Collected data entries
==========

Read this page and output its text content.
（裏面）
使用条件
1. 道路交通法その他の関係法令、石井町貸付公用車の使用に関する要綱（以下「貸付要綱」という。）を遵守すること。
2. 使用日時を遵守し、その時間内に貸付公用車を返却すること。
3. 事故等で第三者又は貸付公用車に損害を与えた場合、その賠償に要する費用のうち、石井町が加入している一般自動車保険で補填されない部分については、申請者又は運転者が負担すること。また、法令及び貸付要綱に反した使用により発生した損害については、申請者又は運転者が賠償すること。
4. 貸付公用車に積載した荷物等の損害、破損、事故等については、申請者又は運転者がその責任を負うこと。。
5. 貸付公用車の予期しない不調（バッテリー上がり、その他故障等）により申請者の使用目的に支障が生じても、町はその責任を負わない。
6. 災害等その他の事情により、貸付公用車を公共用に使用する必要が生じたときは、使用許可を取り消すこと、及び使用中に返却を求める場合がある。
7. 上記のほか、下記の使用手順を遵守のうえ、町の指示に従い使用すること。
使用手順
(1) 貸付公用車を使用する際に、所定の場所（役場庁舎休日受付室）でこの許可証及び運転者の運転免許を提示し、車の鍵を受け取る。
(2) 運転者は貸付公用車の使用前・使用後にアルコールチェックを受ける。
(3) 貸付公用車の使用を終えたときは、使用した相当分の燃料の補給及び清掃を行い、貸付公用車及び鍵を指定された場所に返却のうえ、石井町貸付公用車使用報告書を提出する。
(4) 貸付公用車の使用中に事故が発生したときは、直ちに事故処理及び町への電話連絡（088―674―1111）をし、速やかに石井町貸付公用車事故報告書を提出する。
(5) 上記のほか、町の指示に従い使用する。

==========

__Written instruction__.
Select and copy every line of the listing with the word "上記のほか".

__Exercise output__.
7. 上記のほか、下記の使用手順を遵守のうえ、町の指示に従い使用すること。
(5) 上記のほか、町の指示に従い使用する。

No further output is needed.